[Saved entries]
━━━━━━━━━━━━━━━━━━━━━━━━━━━━━━
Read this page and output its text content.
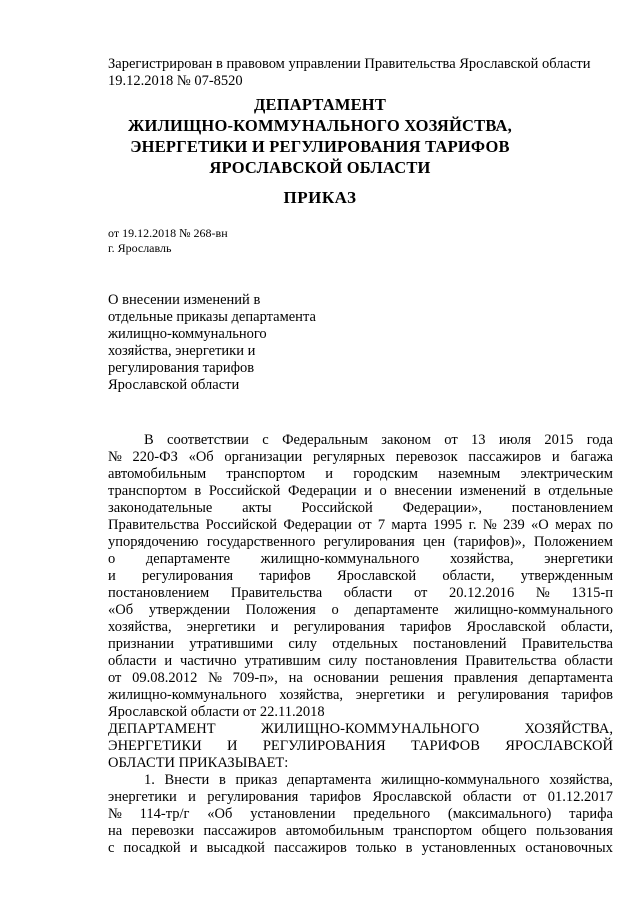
Зарегистрирован в правовом управлении Правительства Ярославской области
19.12.2018 № 07-8520
ДЕПАРТАМЕНТ
ЖИЛИЩНО-КОММУНАЛЬНОГО ХОЗЯЙСТВА,
ЭНЕРГЕТИКИ И РЕГУЛИРОВАНИЯ ТАРИФОВ
ЯРОСЛАВСКОЙ ОБЛАСТИ
ПРИКАЗ
от 19.12.2018 № 268-вн
г. Ярославль
О внесении изменений в
отдельные приказы департамента
жилищно-коммунального
хозяйства, энергетики и
регулирования тарифов
Ярославской области
В соответствии с Федеральным законом от 13 июля 2015 года
№ 220-ФЗ «Об организации регулярных перевозок пассажиров и багажа
автомобильным транспортом и городским наземным электрическим
транспортом в Российской Федерации и о внесении изменений в отдельные
законодательные акты Российской Федерации», постановлением
Правительства Российской Федерации от 7 марта 1995 г. № 239 «О мерах по
упорядочению государственного регулирования цен (тарифов)», Положением
о департаменте жилищно-коммунального хозяйства, энергетики
и регулирования тарифов Ярославской области, утвержденным
постановлением Правительства области от 20.12.2016 № 1315-п
«Об утверждении Положения о департаменте жилищно-коммунального
хозяйства, энергетики и регулирования тарифов Ярославской области,
признании утратившими силу отдельных постановлений Правительства
области и частично утратившим силу постановления Правительства области
от 09.08.2012 № 709-п», на основании решения правления департамента
жилищно-коммунального хозяйства, энергетики и регулирования тарифов
Ярославской области от 22.11.2018
ДЕПАРТАМЕНТ	ЖИЛИЩНО-КОММУНАЛЬНОГО	ХОЗЯЙСТВА,
ЭНЕРГЕТИКИ И РЕГУЛИРОВАНИЯ ТАРИФОВ ЯРОСЛАВСКОЙ
ОБЛАСТИ ПРИКАЗЫВАЕТ:
1. Внести в приказ департамента жилищно-коммунального хозяйства,
энергетики и регулирования тарифов Ярославской области от 01.12.2017
№ 114-тр/г «Об установлении предельного (максимального) тарифа
на перевозки пассажиров автомобильным транспортом общего пользования
с посадкой и высадкой пассажиров только в установленных остановочных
━━━━━━━━━━━━━━━━━━━━━━━━━━━━━━
> _Short problem_:
Quote the data above in full, leaving out the pictures it holds.

> _Solution to this problem_:
Read this page and output its text content.
Зарегистрирован в правовом управлении Правительства Ярославской области
19.12.2018 № 07-8520
ДЕПАРТАМЕНТ
ЖИЛИЩНО-КОММУНАЛЬНОГО ХОЗЯЙСТВА,
ЭНЕРГЕТИКИ И РЕГУЛИРОВАНИЯ ТАРИФОВ
ЯРОСЛАВСКОЙ ОБЛАСТИ
ПРИКАЗ
от 19.12.2018 № 268-вн
г. Ярославль
О внесении изменений в
отдельные приказы департамента
жилищно-коммунального
хозяйства, энергетики и
регулирования тарифов
Ярославской области
В соответствии с Федеральным законом от 13 июля 2015 года
№ 220-ФЗ «Об организации регулярных перевозок пассажиров и багажа
автомобильным транспортом и городским наземным электрическим
транспортом в Российской Федерации и о внесении изменений в отдельные
законодательные акты Российской Федерации», постановлением
Правительства Российской Федерации от 7 марта 1995 г. № 239 «О мерах по
упорядочению государственного регулирования цен (тарифов)», Положением
о департаменте жилищно-коммунального хозяйства, энергетики
и регулирования тарифов Ярославской области, утвержденным
постановлением Правительства области от 20.12.2016 № 1315-п
«Об утверждении Положения о департаменте жилищно-коммунального
хозяйства, энергетики и регулирования тарифов Ярославской области,
признании утратившими силу отдельных постановлений Правительства
области и частично утратившим силу постановления Правительства области
от 09.08.2012 № 709-п», на основании решения правления департамента
жилищно-коммунального хозяйства, энергетики и регулирования тарифов
Ярославской области от 22.11.2018
ДЕПАРТАМЕНТ	ЖИЛИЩНО-КОММУНАЛЬНОГО	ХОЗЯЙСТВА,
ЭНЕРГЕТИКИ И РЕГУЛИРОВАНИЯ ТАРИФОВ ЯРОСЛАВСКОЙ
ОБЛАСТИ ПРИКАЗЫВАЕТ:
1. Внести в приказ департамента жилищно-коммунального хозяйства,
энергетики и регулирования тарифов Ярославской области от 01.12.2017
№ 114-тр/г «Об установлении предельного (максимального) тарифа
на перевозки пассажиров автомобильным транспортом общего пользования
с посадкой и высадкой пассажиров только в установленных остановочных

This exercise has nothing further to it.